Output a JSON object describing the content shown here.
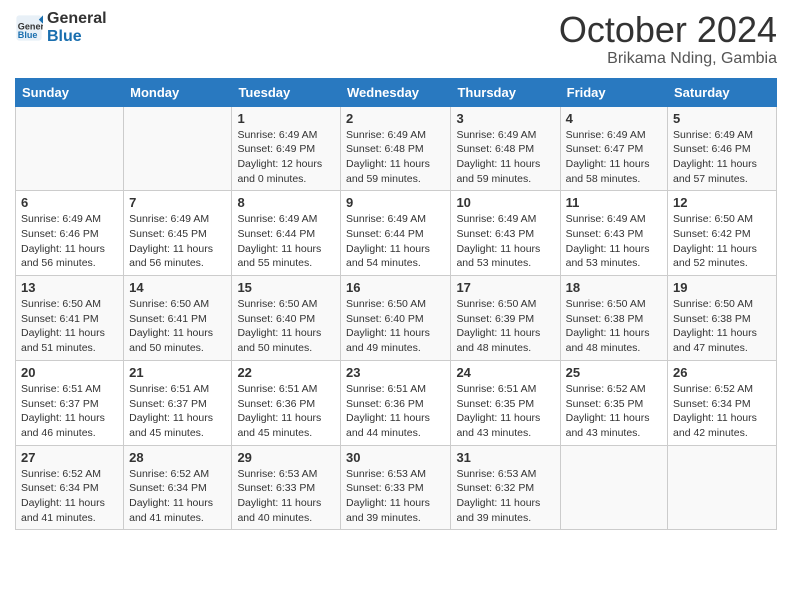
{
  "header": {
    "logo_line1": "General",
    "logo_line2": "Blue",
    "month_year": "October 2024",
    "location": "Brikama Nding, Gambia"
  },
  "weekdays": [
    "Sunday",
    "Monday",
    "Tuesday",
    "Wednesday",
    "Thursday",
    "Friday",
    "Saturday"
  ],
  "weeks": [
    [
      {
        "day": "",
        "detail": ""
      },
      {
        "day": "",
        "detail": ""
      },
      {
        "day": "1",
        "detail": "Sunrise: 6:49 AM\nSunset: 6:49 PM\nDaylight: 12 hours and 0 minutes."
      },
      {
        "day": "2",
        "detail": "Sunrise: 6:49 AM\nSunset: 6:48 PM\nDaylight: 11 hours and 59 minutes."
      },
      {
        "day": "3",
        "detail": "Sunrise: 6:49 AM\nSunset: 6:48 PM\nDaylight: 11 hours and 59 minutes."
      },
      {
        "day": "4",
        "detail": "Sunrise: 6:49 AM\nSunset: 6:47 PM\nDaylight: 11 hours and 58 minutes."
      },
      {
        "day": "5",
        "detail": "Sunrise: 6:49 AM\nSunset: 6:46 PM\nDaylight: 11 hours and 57 minutes."
      }
    ],
    [
      {
        "day": "6",
        "detail": "Sunrise: 6:49 AM\nSunset: 6:46 PM\nDaylight: 11 hours and 56 minutes."
      },
      {
        "day": "7",
        "detail": "Sunrise: 6:49 AM\nSunset: 6:45 PM\nDaylight: 11 hours and 56 minutes."
      },
      {
        "day": "8",
        "detail": "Sunrise: 6:49 AM\nSunset: 6:44 PM\nDaylight: 11 hours and 55 minutes."
      },
      {
        "day": "9",
        "detail": "Sunrise: 6:49 AM\nSunset: 6:44 PM\nDaylight: 11 hours and 54 minutes."
      },
      {
        "day": "10",
        "detail": "Sunrise: 6:49 AM\nSunset: 6:43 PM\nDaylight: 11 hours and 53 minutes."
      },
      {
        "day": "11",
        "detail": "Sunrise: 6:49 AM\nSunset: 6:43 PM\nDaylight: 11 hours and 53 minutes."
      },
      {
        "day": "12",
        "detail": "Sunrise: 6:50 AM\nSunset: 6:42 PM\nDaylight: 11 hours and 52 minutes."
      }
    ],
    [
      {
        "day": "13",
        "detail": "Sunrise: 6:50 AM\nSunset: 6:41 PM\nDaylight: 11 hours and 51 minutes."
      },
      {
        "day": "14",
        "detail": "Sunrise: 6:50 AM\nSunset: 6:41 PM\nDaylight: 11 hours and 50 minutes."
      },
      {
        "day": "15",
        "detail": "Sunrise: 6:50 AM\nSunset: 6:40 PM\nDaylight: 11 hours and 50 minutes."
      },
      {
        "day": "16",
        "detail": "Sunrise: 6:50 AM\nSunset: 6:40 PM\nDaylight: 11 hours and 49 minutes."
      },
      {
        "day": "17",
        "detail": "Sunrise: 6:50 AM\nSunset: 6:39 PM\nDaylight: 11 hours and 48 minutes."
      },
      {
        "day": "18",
        "detail": "Sunrise: 6:50 AM\nSunset: 6:38 PM\nDaylight: 11 hours and 48 minutes."
      },
      {
        "day": "19",
        "detail": "Sunrise: 6:50 AM\nSunset: 6:38 PM\nDaylight: 11 hours and 47 minutes."
      }
    ],
    [
      {
        "day": "20",
        "detail": "Sunrise: 6:51 AM\nSunset: 6:37 PM\nDaylight: 11 hours and 46 minutes."
      },
      {
        "day": "21",
        "detail": "Sunrise: 6:51 AM\nSunset: 6:37 PM\nDaylight: 11 hours and 45 minutes."
      },
      {
        "day": "22",
        "detail": "Sunrise: 6:51 AM\nSunset: 6:36 PM\nDaylight: 11 hours and 45 minutes."
      },
      {
        "day": "23",
        "detail": "Sunrise: 6:51 AM\nSunset: 6:36 PM\nDaylight: 11 hours and 44 minutes."
      },
      {
        "day": "24",
        "detail": "Sunrise: 6:51 AM\nSunset: 6:35 PM\nDaylight: 11 hours and 43 minutes."
      },
      {
        "day": "25",
        "detail": "Sunrise: 6:52 AM\nSunset: 6:35 PM\nDaylight: 11 hours and 43 minutes."
      },
      {
        "day": "26",
        "detail": "Sunrise: 6:52 AM\nSunset: 6:34 PM\nDaylight: 11 hours and 42 minutes."
      }
    ],
    [
      {
        "day": "27",
        "detail": "Sunrise: 6:52 AM\nSunset: 6:34 PM\nDaylight: 11 hours and 41 minutes."
      },
      {
        "day": "28",
        "detail": "Sunrise: 6:52 AM\nSunset: 6:34 PM\nDaylight: 11 hours and 41 minutes."
      },
      {
        "day": "29",
        "detail": "Sunrise: 6:53 AM\nSunset: 6:33 PM\nDaylight: 11 hours and 40 minutes."
      },
      {
        "day": "30",
        "detail": "Sunrise: 6:53 AM\nSunset: 6:33 PM\nDaylight: 11 hours and 39 minutes."
      },
      {
        "day": "31",
        "detail": "Sunrise: 6:53 AM\nSunset: 6:32 PM\nDaylight: 11 hours and 39 minutes."
      },
      {
        "day": "",
        "detail": ""
      },
      {
        "day": "",
        "detail": ""
      }
    ]
  ]
}
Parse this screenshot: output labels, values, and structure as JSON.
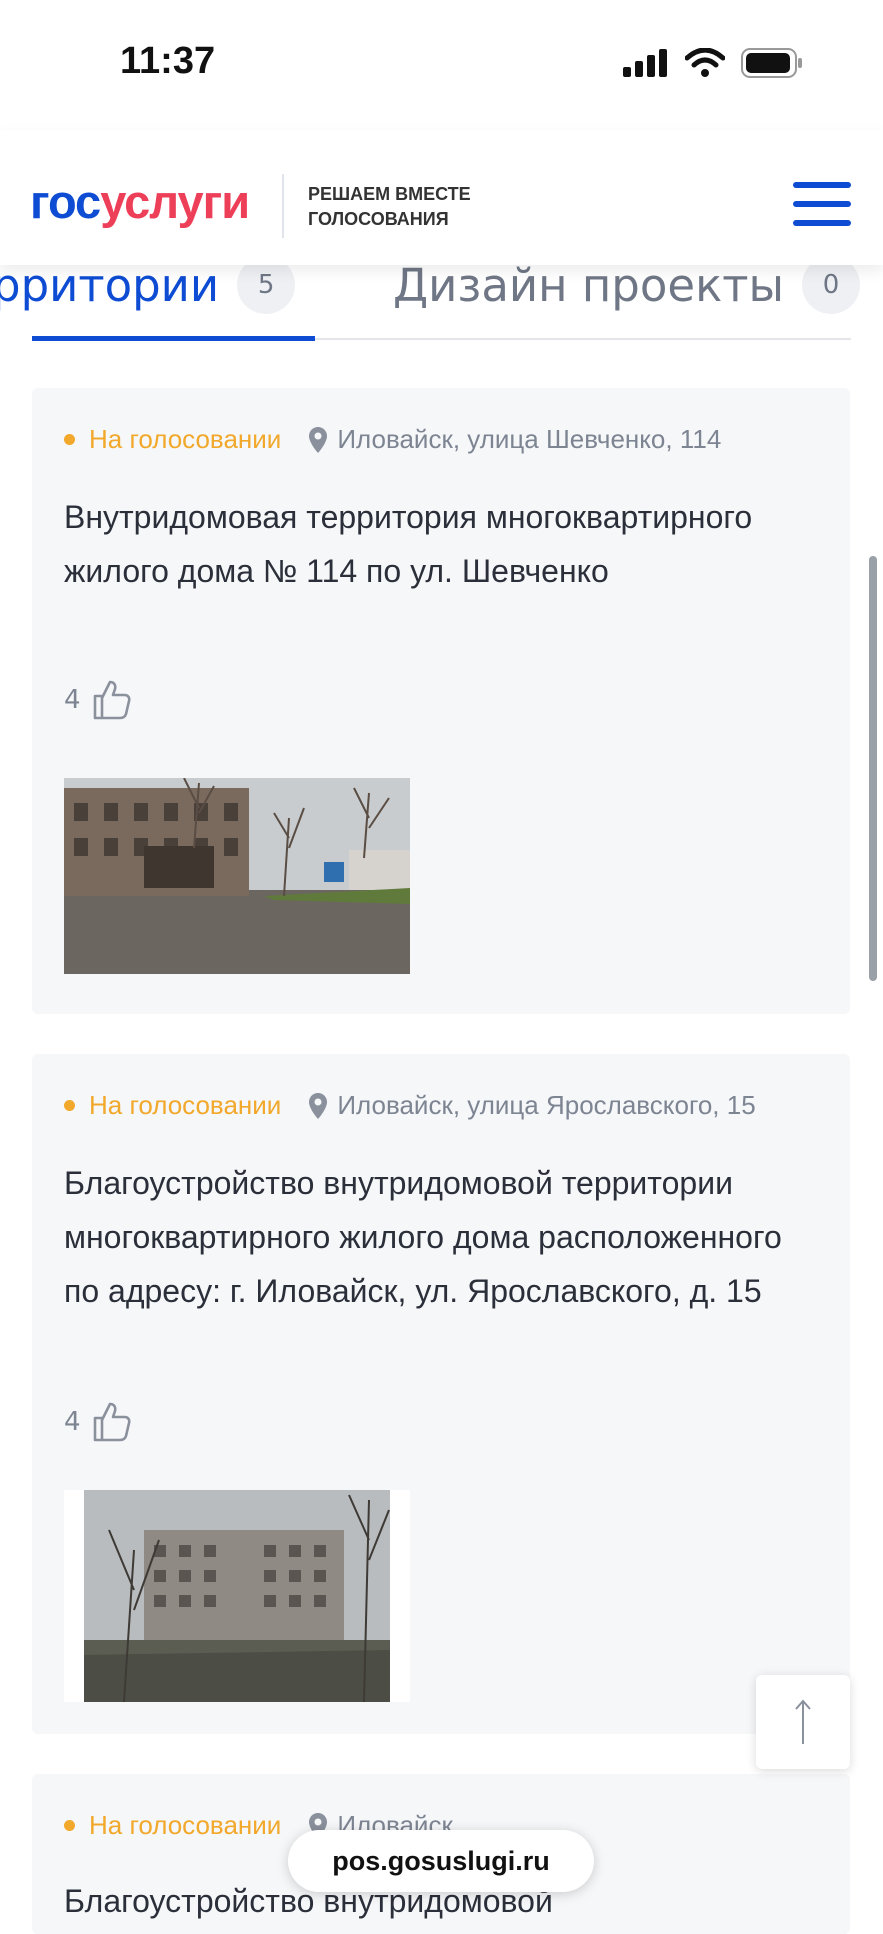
{
  "status_bar": {
    "time": "11:37"
  },
  "header": {
    "logo_part1": "гос",
    "logo_part2": "услуги",
    "motto_line1": "РЕШАЕМ ВМЕСТЕ",
    "motto_line2": "ГОЛОСОВАНИЯ",
    "menu_icon": "hamburger-menu-icon"
  },
  "tabs": [
    {
      "label": "рритории",
      "count": "5",
      "active": true
    },
    {
      "label": "Дизайн проекты",
      "count": "0",
      "active": false
    }
  ],
  "cards": [
    {
      "status": "На голосовании",
      "address": "Иловайск, улица Шевченко, 114",
      "title": "Внутридомовая территория многоквартирного жилого дома № 114 по ул. Шевченко",
      "likes": "4"
    },
    {
      "status": "На голосовании",
      "address": "Иловайск, улица Ярославского, 15",
      "title": "Благоустройство внутридомовой территории многоквартирного жилого дома расположенного по адресу: г. Иловайск, ул. Ярославского, д. 15",
      "likes": "4"
    },
    {
      "status": "На голосовании",
      "address": "Иловайск",
      "title": "Благоустройство внутридомовой"
    }
  ],
  "browser": {
    "url": "pos.gosuslugi.ru"
  },
  "colors": {
    "accent": "#0d4cd3",
    "logo_red": "#ee3f58",
    "status_orange": "#f1a82b"
  }
}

# # # # #

- **DO THIS**
Give back the entries verbatim. Do not include any picture.

- **WRITTEN RESPONSE**
Output a JSON object describing the content shown here.
{
  "header": {
    "logo_line1": "General",
    "logo_line2": "Blue",
    "month_year": "October 2024",
    "location": "Brikama Nding, Gambia"
  },
  "weekdays": [
    "Sunday",
    "Monday",
    "Tuesday",
    "Wednesday",
    "Thursday",
    "Friday",
    "Saturday"
  ],
  "weeks": [
    [
      {
        "day": "",
        "detail": ""
      },
      {
        "day": "",
        "detail": ""
      },
      {
        "day": "1",
        "detail": "Sunrise: 6:49 AM\nSunset: 6:49 PM\nDaylight: 12 hours and 0 minutes."
      },
      {
        "day": "2",
        "detail": "Sunrise: 6:49 AM\nSunset: 6:48 PM\nDaylight: 11 hours and 59 minutes."
      },
      {
        "day": "3",
        "detail": "Sunrise: 6:49 AM\nSunset: 6:48 PM\nDaylight: 11 hours and 59 minutes."
      },
      {
        "day": "4",
        "detail": "Sunrise: 6:49 AM\nSunset: 6:47 PM\nDaylight: 11 hours and 58 minutes."
      },
      {
        "day": "5",
        "detail": "Sunrise: 6:49 AM\nSunset: 6:46 PM\nDaylight: 11 hours and 57 minutes."
      }
    ],
    [
      {
        "day": "6",
        "detail": "Sunrise: 6:49 AM\nSunset: 6:46 PM\nDaylight: 11 hours and 56 minutes."
      },
      {
        "day": "7",
        "detail": "Sunrise: 6:49 AM\nSunset: 6:45 PM\nDaylight: 11 hours and 56 minutes."
      },
      {
        "day": "8",
        "detail": "Sunrise: 6:49 AM\nSunset: 6:44 PM\nDaylight: 11 hours and 55 minutes."
      },
      {
        "day": "9",
        "detail": "Sunrise: 6:49 AM\nSunset: 6:44 PM\nDaylight: 11 hours and 54 minutes."
      },
      {
        "day": "10",
        "detail": "Sunrise: 6:49 AM\nSunset: 6:43 PM\nDaylight: 11 hours and 53 minutes."
      },
      {
        "day": "11",
        "detail": "Sunrise: 6:49 AM\nSunset: 6:43 PM\nDaylight: 11 hours and 53 minutes."
      },
      {
        "day": "12",
        "detail": "Sunrise: 6:50 AM\nSunset: 6:42 PM\nDaylight: 11 hours and 52 minutes."
      }
    ],
    [
      {
        "day": "13",
        "detail": "Sunrise: 6:50 AM\nSunset: 6:41 PM\nDaylight: 11 hours and 51 minutes."
      },
      {
        "day": "14",
        "detail": "Sunrise: 6:50 AM\nSunset: 6:41 PM\nDaylight: 11 hours and 50 minutes."
      },
      {
        "day": "15",
        "detail": "Sunrise: 6:50 AM\nSunset: 6:40 PM\nDaylight: 11 hours and 50 minutes."
      },
      {
        "day": "16",
        "detail": "Sunrise: 6:50 AM\nSunset: 6:40 PM\nDaylight: 11 hours and 49 minutes."
      },
      {
        "day": "17",
        "detail": "Sunrise: 6:50 AM\nSunset: 6:39 PM\nDaylight: 11 hours and 48 minutes."
      },
      {
        "day": "18",
        "detail": "Sunrise: 6:50 AM\nSunset: 6:38 PM\nDaylight: 11 hours and 48 minutes."
      },
      {
        "day": "19",
        "detail": "Sunrise: 6:50 AM\nSunset: 6:38 PM\nDaylight: 11 hours and 47 minutes."
      }
    ],
    [
      {
        "day": "20",
        "detail": "Sunrise: 6:51 AM\nSunset: 6:37 PM\nDaylight: 11 hours and 46 minutes."
      },
      {
        "day": "21",
        "detail": "Sunrise: 6:51 AM\nSunset: 6:37 PM\nDaylight: 11 hours and 45 minutes."
      },
      {
        "day": "22",
        "detail": "Sunrise: 6:51 AM\nSunset: 6:36 PM\nDaylight: 11 hours and 45 minutes."
      },
      {
        "day": "23",
        "detail": "Sunrise: 6:51 AM\nSunset: 6:36 PM\nDaylight: 11 hours and 44 minutes."
      },
      {
        "day": "24",
        "detail": "Sunrise: 6:51 AM\nSunset: 6:35 PM\nDaylight: 11 hours and 43 minutes."
      },
      {
        "day": "25",
        "detail": "Sunrise: 6:52 AM\nSunset: 6:35 PM\nDaylight: 11 hours and 43 minutes."
      },
      {
        "day": "26",
        "detail": "Sunrise: 6:52 AM\nSunset: 6:34 PM\nDaylight: 11 hours and 42 minutes."
      }
    ],
    [
      {
        "day": "27",
        "detail": "Sunrise: 6:52 AM\nSunset: 6:34 PM\nDaylight: 11 hours and 41 minutes."
      },
      {
        "day": "28",
        "detail": "Sunrise: 6:52 AM\nSunset: 6:34 PM\nDaylight: 11 hours and 41 minutes."
      },
      {
        "day": "29",
        "detail": "Sunrise: 6:53 AM\nSunset: 6:33 PM\nDaylight: 11 hours and 40 minutes."
      },
      {
        "day": "30",
        "detail": "Sunrise: 6:53 AM\nSunset: 6:33 PM\nDaylight: 11 hours and 39 minutes."
      },
      {
        "day": "31",
        "detail": "Sunrise: 6:53 AM\nSunset: 6:32 PM\nDaylight: 11 hours and 39 minutes."
      },
      {
        "day": "",
        "detail": ""
      },
      {
        "day": "",
        "detail": ""
      }
    ]
  ]
}
Parse this screenshot: output labels, values, and structure as JSON.
{
  "status_bar": {
    "time": "11:37"
  },
  "header": {
    "logo_part1": "гос",
    "logo_part2": "услуги",
    "motto_line1": "РЕШАЕМ ВМЕСТЕ",
    "motto_line2": "ГОЛОСОВАНИЯ",
    "menu_icon": "hamburger-menu-icon"
  },
  "tabs": [
    {
      "label": "рритории",
      "count": "5",
      "active": true
    },
    {
      "label": "Дизайн проекты",
      "count": "0",
      "active": false
    }
  ],
  "cards": [
    {
      "status": "На голосовании",
      "address": "Иловайск, улица Шевченко, 114",
      "title": "Внутридомовая территория многоквартирного жилого дома № 114 по ул. Шевченко",
      "likes": "4"
    },
    {
      "status": "На голосовании",
      "address": "Иловайск, улица Ярославского, 15",
      "title": "Благоустройство внутридомовой территории многоквартирного жилого дома расположенного по адресу: г. Иловайск, ул. Ярославского, д. 15",
      "likes": "4"
    },
    {
      "status": "На голосовании",
      "address": "Иловайск",
      "title": "Благоустройство внутридомовой"
    }
  ],
  "browser": {
    "url": "pos.gosuslugi.ru"
  },
  "colors": {
    "accent": "#0d4cd3",
    "logo_red": "#ee3f58",
    "status_orange": "#f1a82b"
  }
}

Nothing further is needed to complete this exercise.